_TASK STATEMENT_. Lines containing the word "here" are the ones to copy from the records below.

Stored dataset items
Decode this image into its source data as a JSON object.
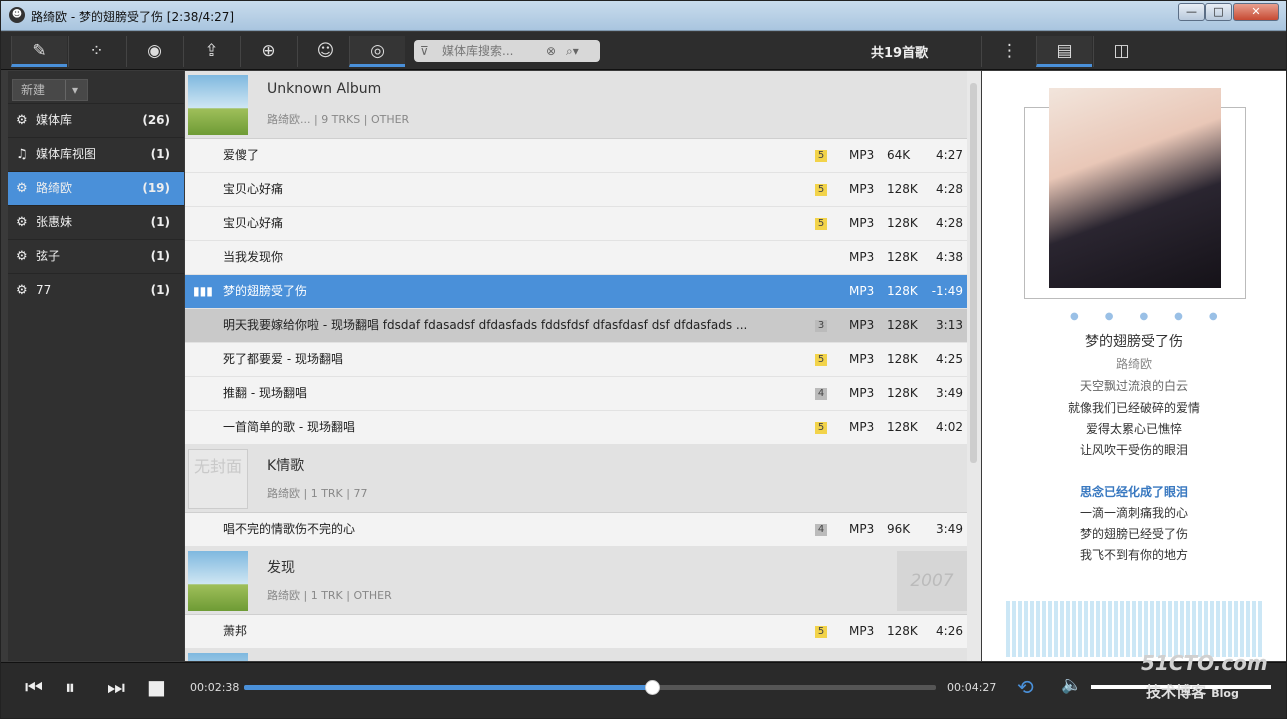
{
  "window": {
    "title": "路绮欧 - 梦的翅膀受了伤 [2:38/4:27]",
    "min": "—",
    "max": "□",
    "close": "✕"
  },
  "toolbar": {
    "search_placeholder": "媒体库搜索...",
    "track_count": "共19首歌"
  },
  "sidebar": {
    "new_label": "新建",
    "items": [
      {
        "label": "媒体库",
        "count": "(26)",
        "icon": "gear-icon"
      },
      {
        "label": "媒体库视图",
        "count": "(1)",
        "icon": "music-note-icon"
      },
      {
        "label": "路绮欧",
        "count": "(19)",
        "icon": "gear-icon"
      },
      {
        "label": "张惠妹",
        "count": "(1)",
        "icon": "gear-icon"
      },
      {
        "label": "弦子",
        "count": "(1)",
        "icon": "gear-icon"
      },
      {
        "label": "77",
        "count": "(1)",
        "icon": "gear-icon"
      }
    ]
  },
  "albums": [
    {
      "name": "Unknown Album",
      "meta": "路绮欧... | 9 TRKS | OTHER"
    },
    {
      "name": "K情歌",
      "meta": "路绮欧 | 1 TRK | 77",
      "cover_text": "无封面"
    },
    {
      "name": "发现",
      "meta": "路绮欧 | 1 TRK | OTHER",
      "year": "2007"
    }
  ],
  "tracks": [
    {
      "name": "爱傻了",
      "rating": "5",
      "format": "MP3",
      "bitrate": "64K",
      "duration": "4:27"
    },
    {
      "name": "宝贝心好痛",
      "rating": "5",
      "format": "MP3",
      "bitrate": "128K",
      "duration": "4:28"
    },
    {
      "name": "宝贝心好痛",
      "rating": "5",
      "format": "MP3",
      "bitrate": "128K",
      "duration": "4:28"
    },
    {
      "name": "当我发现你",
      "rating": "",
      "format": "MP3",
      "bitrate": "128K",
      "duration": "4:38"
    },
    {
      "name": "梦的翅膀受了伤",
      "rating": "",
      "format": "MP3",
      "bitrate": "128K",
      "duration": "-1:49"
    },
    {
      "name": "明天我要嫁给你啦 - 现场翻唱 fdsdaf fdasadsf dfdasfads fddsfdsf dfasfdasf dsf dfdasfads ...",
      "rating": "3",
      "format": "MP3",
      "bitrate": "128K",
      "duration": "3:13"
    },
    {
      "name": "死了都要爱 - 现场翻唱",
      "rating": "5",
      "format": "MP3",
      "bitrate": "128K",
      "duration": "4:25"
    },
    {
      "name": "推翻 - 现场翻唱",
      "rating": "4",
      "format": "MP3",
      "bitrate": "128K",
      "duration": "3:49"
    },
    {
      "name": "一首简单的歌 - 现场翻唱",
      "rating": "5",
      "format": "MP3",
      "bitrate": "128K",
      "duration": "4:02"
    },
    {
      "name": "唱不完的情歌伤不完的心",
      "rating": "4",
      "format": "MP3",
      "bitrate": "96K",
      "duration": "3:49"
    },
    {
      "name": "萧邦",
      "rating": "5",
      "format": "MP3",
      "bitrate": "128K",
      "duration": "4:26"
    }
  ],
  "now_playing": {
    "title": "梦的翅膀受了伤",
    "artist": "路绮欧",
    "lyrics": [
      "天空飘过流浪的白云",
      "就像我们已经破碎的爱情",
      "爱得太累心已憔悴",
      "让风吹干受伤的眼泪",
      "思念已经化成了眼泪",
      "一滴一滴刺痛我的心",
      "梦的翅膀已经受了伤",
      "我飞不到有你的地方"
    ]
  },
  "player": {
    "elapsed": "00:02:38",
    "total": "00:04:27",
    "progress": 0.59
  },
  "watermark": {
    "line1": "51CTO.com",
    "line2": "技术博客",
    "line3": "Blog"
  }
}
* * *
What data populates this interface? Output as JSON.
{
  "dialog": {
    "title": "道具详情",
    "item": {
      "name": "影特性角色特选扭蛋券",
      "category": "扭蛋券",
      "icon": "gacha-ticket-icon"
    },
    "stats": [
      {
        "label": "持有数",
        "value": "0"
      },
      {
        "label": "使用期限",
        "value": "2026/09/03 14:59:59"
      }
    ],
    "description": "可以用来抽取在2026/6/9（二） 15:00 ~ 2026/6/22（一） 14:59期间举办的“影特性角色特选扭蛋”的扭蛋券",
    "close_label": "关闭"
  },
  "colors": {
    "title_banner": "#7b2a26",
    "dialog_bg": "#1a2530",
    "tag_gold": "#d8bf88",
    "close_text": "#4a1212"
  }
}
...
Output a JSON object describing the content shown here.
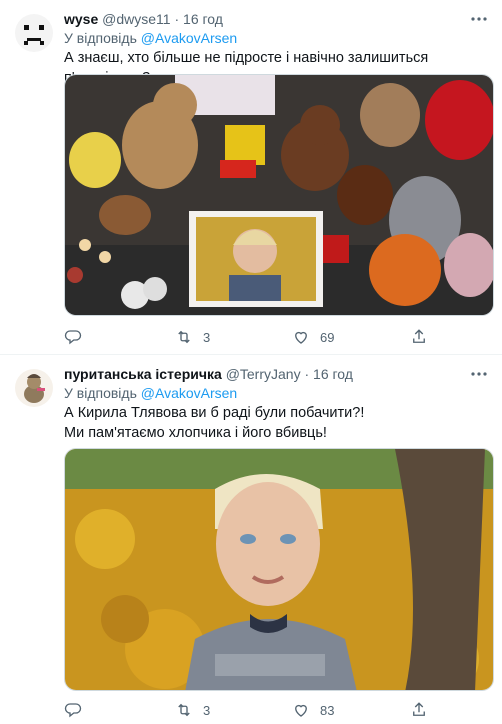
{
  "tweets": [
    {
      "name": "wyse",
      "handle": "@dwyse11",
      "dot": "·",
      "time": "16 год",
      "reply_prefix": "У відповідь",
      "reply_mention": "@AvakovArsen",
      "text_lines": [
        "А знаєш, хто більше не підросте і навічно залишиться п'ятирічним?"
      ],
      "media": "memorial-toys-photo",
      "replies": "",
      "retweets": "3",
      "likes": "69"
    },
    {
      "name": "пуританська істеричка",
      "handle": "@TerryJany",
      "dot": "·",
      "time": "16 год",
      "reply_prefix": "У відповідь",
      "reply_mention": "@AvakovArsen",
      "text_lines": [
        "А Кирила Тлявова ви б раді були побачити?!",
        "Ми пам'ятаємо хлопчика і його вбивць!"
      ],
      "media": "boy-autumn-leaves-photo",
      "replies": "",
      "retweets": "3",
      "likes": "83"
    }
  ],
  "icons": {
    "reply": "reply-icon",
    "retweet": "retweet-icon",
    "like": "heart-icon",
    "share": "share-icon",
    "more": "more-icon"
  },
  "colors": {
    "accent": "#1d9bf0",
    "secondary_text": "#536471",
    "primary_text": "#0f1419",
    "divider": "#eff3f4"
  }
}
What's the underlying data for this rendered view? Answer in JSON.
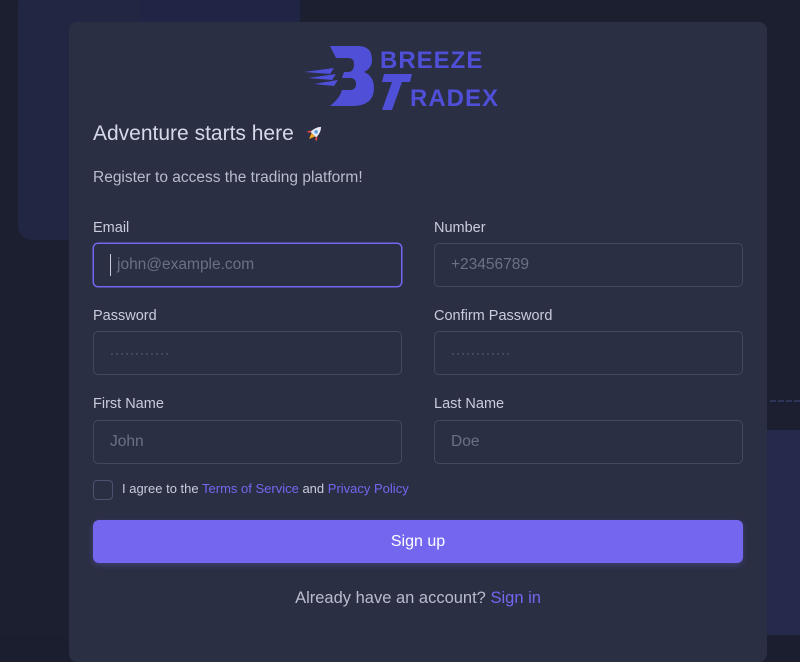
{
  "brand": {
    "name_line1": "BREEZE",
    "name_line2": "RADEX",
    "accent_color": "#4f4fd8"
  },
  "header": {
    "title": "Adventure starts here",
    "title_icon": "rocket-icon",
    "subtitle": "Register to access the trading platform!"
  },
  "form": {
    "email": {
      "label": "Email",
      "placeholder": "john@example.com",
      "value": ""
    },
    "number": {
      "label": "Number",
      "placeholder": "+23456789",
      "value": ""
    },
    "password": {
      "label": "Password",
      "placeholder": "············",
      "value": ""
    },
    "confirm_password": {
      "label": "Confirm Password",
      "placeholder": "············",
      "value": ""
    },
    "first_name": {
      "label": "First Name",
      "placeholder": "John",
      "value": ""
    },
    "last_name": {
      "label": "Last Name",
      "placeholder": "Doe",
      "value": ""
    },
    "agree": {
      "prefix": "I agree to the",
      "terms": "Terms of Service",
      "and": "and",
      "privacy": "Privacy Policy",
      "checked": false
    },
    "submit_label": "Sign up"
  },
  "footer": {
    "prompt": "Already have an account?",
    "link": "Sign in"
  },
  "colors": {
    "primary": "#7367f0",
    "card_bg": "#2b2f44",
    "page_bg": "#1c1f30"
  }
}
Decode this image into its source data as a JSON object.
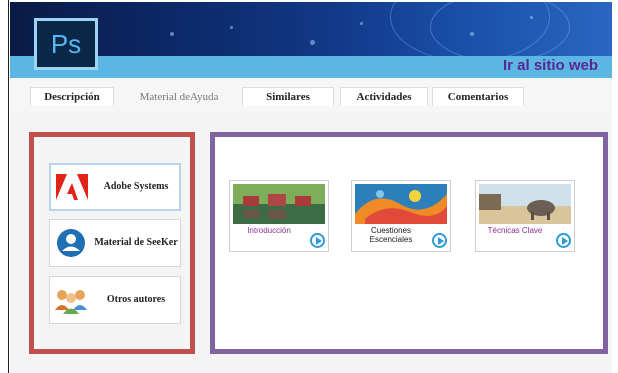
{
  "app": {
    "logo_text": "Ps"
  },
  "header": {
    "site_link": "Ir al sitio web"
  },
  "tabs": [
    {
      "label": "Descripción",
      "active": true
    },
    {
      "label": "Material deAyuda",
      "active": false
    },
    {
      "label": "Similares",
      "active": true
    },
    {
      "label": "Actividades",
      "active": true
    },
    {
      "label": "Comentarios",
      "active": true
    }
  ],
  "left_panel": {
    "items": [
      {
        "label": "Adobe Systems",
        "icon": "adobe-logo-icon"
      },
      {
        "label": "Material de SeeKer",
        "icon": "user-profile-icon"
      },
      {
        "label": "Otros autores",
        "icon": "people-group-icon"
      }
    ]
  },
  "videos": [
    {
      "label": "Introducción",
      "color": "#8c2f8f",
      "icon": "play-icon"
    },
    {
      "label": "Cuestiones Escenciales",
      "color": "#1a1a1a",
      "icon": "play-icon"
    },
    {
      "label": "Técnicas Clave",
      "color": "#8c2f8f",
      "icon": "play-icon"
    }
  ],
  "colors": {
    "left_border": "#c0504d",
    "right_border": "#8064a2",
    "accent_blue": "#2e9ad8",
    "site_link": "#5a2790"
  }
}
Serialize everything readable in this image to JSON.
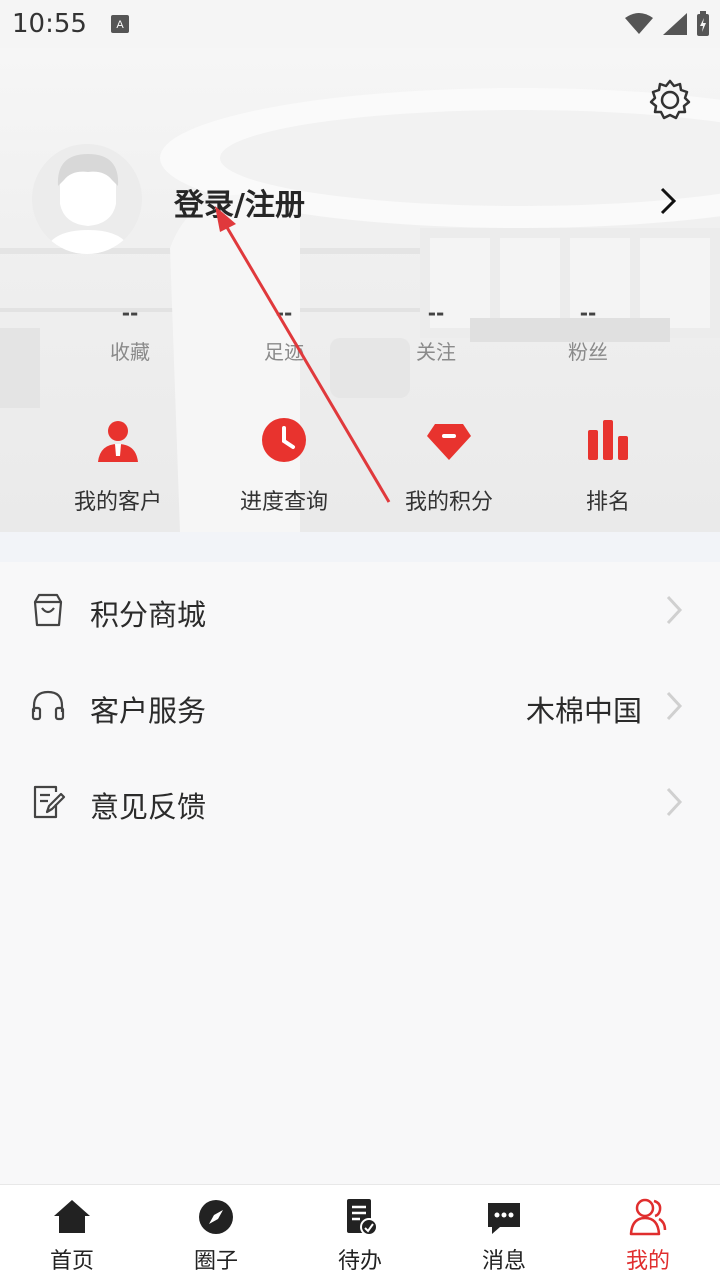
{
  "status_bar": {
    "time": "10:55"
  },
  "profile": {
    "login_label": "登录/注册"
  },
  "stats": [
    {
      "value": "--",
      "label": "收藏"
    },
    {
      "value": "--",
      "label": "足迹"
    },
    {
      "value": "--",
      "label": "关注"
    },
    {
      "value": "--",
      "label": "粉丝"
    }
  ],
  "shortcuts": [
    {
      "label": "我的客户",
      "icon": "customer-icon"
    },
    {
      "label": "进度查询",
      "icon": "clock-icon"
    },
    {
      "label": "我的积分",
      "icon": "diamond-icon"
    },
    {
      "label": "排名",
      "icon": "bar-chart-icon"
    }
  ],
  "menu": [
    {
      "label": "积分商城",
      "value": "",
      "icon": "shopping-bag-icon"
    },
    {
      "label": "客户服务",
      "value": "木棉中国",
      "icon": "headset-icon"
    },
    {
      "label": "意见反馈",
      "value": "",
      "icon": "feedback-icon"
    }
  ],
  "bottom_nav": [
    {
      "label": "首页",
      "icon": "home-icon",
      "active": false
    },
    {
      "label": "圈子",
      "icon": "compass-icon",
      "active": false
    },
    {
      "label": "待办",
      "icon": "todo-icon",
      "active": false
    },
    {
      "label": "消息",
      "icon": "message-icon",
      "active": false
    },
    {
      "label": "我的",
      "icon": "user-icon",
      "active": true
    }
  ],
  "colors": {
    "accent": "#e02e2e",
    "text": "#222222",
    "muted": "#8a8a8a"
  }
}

_CORRECT ANSWER_.
Output a JSON object describing the content shown here.
    "title": "Adventure starts here",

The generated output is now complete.